Dataset records
* * * * *

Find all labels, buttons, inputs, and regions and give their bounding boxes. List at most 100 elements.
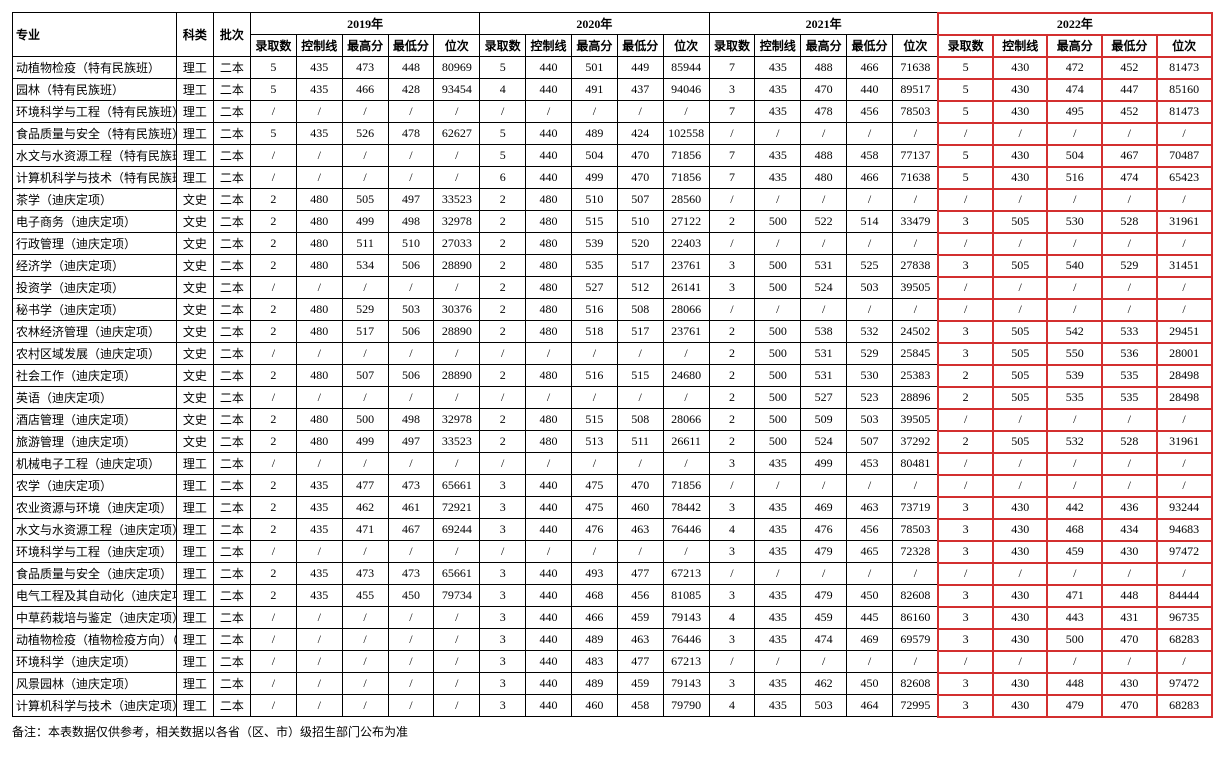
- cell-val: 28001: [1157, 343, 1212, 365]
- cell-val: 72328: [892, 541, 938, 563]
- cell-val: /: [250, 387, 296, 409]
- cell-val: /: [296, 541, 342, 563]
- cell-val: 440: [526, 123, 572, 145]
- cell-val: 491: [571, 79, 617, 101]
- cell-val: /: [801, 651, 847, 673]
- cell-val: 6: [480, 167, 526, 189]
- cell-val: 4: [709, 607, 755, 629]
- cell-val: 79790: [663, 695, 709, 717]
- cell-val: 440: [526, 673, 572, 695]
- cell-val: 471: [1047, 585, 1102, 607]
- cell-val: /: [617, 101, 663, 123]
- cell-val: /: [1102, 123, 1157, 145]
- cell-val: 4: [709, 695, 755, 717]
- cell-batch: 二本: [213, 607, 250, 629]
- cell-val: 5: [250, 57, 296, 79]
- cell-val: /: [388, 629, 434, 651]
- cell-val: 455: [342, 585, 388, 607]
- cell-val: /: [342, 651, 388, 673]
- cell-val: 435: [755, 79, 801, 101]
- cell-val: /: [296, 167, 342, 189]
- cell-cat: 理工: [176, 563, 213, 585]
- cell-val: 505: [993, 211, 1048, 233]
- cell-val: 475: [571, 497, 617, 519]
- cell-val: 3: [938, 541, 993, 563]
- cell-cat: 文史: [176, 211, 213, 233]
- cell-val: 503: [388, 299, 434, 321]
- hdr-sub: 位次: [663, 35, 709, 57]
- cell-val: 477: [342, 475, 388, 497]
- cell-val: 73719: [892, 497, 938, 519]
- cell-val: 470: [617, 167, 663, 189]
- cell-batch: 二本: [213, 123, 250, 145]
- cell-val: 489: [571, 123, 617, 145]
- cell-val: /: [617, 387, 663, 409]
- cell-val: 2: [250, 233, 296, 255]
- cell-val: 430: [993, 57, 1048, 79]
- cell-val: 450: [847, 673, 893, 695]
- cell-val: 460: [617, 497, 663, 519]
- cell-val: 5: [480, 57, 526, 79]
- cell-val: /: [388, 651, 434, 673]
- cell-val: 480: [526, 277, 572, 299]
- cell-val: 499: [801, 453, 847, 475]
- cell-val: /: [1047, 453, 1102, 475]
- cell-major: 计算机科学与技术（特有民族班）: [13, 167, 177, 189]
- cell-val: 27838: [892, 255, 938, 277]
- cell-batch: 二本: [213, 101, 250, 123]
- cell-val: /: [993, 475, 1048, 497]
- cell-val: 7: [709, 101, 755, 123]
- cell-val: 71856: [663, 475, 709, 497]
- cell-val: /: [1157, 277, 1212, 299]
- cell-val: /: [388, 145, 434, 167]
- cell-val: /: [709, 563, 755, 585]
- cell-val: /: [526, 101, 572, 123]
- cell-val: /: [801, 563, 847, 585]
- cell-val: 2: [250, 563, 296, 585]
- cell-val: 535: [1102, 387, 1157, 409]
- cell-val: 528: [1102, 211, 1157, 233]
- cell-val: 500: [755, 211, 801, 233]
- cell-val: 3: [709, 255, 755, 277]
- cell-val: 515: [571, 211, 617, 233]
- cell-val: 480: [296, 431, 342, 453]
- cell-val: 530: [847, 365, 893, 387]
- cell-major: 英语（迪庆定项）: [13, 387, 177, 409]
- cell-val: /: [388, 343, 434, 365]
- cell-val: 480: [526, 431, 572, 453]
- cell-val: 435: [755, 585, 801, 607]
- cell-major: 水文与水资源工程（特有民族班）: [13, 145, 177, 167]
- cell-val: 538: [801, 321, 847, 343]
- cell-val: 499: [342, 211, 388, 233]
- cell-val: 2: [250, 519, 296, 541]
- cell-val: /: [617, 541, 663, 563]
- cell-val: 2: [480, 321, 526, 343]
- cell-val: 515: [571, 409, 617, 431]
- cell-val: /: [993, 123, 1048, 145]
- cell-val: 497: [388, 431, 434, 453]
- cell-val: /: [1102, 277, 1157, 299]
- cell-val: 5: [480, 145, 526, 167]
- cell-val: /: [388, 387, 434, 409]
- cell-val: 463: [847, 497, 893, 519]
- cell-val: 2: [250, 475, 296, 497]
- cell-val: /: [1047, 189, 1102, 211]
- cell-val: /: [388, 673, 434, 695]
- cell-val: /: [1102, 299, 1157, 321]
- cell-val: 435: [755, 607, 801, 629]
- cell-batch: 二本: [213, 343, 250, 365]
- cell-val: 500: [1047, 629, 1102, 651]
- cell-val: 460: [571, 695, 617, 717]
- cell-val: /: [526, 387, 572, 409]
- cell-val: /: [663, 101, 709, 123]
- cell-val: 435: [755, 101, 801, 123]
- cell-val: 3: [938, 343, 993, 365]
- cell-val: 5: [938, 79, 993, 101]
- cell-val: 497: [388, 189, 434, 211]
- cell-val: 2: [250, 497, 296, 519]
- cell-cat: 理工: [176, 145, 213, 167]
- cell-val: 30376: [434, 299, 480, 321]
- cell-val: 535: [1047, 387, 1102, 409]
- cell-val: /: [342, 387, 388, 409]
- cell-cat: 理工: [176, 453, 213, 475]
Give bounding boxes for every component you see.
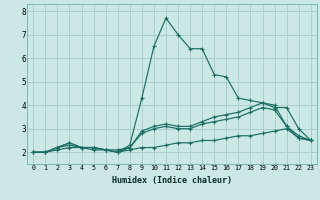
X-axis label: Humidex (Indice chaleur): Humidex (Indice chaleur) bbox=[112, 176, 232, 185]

* * * * *

# BRIEF
Rewrite the dataset records with every "cell-val" swapped for "value-cell", keeping everything else unchanged. Omit the pictures.

# ANSWER FOR THIS EXERCISE
Find all labels, buttons, inputs, and regions and give their bounding boxes. List at most 100 elements.
- value-cell: 28001: [1157, 343, 1212, 365]
- value-cell: 72328: [892, 541, 938, 563]
- value-cell: /: [250, 387, 296, 409]
- value-cell: /: [296, 541, 342, 563]
- value-cell: 440: [526, 123, 572, 145]
- value-cell: 491: [571, 79, 617, 101]
- value-cell: /: [801, 651, 847, 673]
- value-cell: 6: [480, 167, 526, 189]
- value-cell: 4: [709, 607, 755, 629]
- value-cell: 79790: [663, 695, 709, 717]
- value-cell: 440: [526, 673, 572, 695]
- value-cell: 471: [1047, 585, 1102, 607]
- value-cell: /: [617, 101, 663, 123]
- value-cell: /: [1102, 123, 1157, 145]
- value-cell: 4: [709, 695, 755, 717]
- cell-batch: 二本: [213, 607, 250, 629]
- value-cell: 5: [250, 57, 296, 79]
- value-cell: /: [388, 629, 434, 651]
- value-cell: 455: [342, 585, 388, 607]
- value-cell: /: [342, 651, 388, 673]
- value-cell: 435: [755, 79, 801, 101]
- value-cell: /: [296, 167, 342, 189]
- cell-cat: 理工: [176, 563, 213, 585]
- value-cell: 505: [993, 211, 1048, 233]
- value-cell: 475: [571, 497, 617, 519]
- value-cell: 3: [938, 541, 993, 563]
- cell-cat: 文史: [176, 211, 213, 233]
- value-cell: 503: [388, 299, 434, 321]
- hdr-sub: 位次: [663, 35, 709, 57]
- value-cell: 477: [342, 475, 388, 497]
- value-cell: 73719: [892, 497, 938, 519]
- value-cell: 470: [617, 167, 663, 189]
- cell-batch: 二本: [213, 123, 250, 145]
- value-cell: 489: [571, 123, 617, 145]
- value-cell: /: [617, 387, 663, 409]
- value-cell: 2: [250, 233, 296, 255]
- value-cell: 430: [993, 57, 1048, 79]
- value-cell: 450: [847, 673, 893, 695]
- value-cell: 460: [617, 497, 663, 519]
- value-cell: 5: [480, 57, 526, 79]
- value-cell: /: [388, 651, 434, 673]
- value-cell: 480: [526, 277, 572, 299]
- value-cell: 499: [801, 453, 847, 475]
- value-cell: /: [1047, 453, 1102, 475]
- cell-major: 计算机科学与技术（特有民族班）: [13, 167, 177, 189]
- value-cell: 27838: [892, 255, 938, 277]
- cell-batch: 二本: [213, 101, 250, 123]
- value-cell: /: [993, 475, 1048, 497]
- value-cell: 7: [709, 101, 755, 123]
- value-cell: 71856: [663, 475, 709, 497]
- value-cell: /: [1157, 277, 1212, 299]
- value-cell: /: [388, 145, 434, 167]
- value-cell: /: [709, 563, 755, 585]
- value-cell: /: [526, 101, 572, 123]
- value-cell: /: [801, 563, 847, 585]
- value-cell: 2: [250, 563, 296, 585]
- value-cell: 535: [1102, 387, 1157, 409]
- value-cell: 528: [1102, 211, 1157, 233]
- value-cell: 500: [755, 211, 801, 233]
- value-cell: 3: [709, 255, 755, 277]
- value-cell: 515: [571, 211, 617, 233]
- value-cell: 480: [296, 431, 342, 453]
- value-cell: 530: [847, 365, 893, 387]
- cell-major: 英语（迪庆定项）: [13, 387, 177, 409]
- value-cell: /: [388, 343, 434, 365]
- value-cell: 480: [526, 431, 572, 453]
- value-cell: 435: [755, 585, 801, 607]
- cell-major: 水文与水资源工程（特有民族班）: [13, 145, 177, 167]
- value-cell: 538: [801, 321, 847, 343]
- value-cell: 499: [342, 211, 388, 233]
- value-cell: 2: [250, 519, 296, 541]
- value-cell: /: [617, 541, 663, 563]
- value-cell: 2: [480, 321, 526, 343]
- value-cell: 515: [571, 409, 617, 431]
- value-cell: /: [993, 123, 1048, 145]
- value-cell: 497: [388, 431, 434, 453]
- value-cell: /: [1102, 277, 1157, 299]
- value-cell: 5: [480, 145, 526, 167]
- value-cell: /: [388, 387, 434, 409]
- value-cell: 463: [847, 497, 893, 519]
- value-cell: 2: [250, 475, 296, 497]
- value-cell: /: [1047, 189, 1102, 211]
- value-cell: /: [388, 673, 434, 695]
- value-cell: /: [1102, 299, 1157, 321]
- value-cell: 435: [755, 607, 801, 629]
- cell-batch: 二本: [213, 343, 250, 365]
- value-cell: 500: [1047, 629, 1102, 651]
- value-cell: 460: [571, 695, 617, 717]
- value-cell: /: [526, 387, 572, 409]
- value-cell: /: [663, 101, 709, 123]
- value-cell: 435: [755, 101, 801, 123]
- value-cell: 3: [938, 343, 993, 365]
- value-cell: 5: [938, 79, 993, 101]
- value-cell: 497: [388, 189, 434, 211]
- value-cell: 2: [250, 497, 296, 519]
- cell-cat: 理工: [176, 145, 213, 167]
- value-cell: 30376: [434, 299, 480, 321]
- value-cell: 535: [1047, 387, 1102, 409]
- value-cell: /: [342, 387, 388, 409]
- cell-cat: 理工: [176, 453, 213, 475]
Give bounding boxes for every component you see.
X-axis label: Humidex (Indice chaleur): Humidex (Indice chaleur) bbox=[112, 176, 232, 185]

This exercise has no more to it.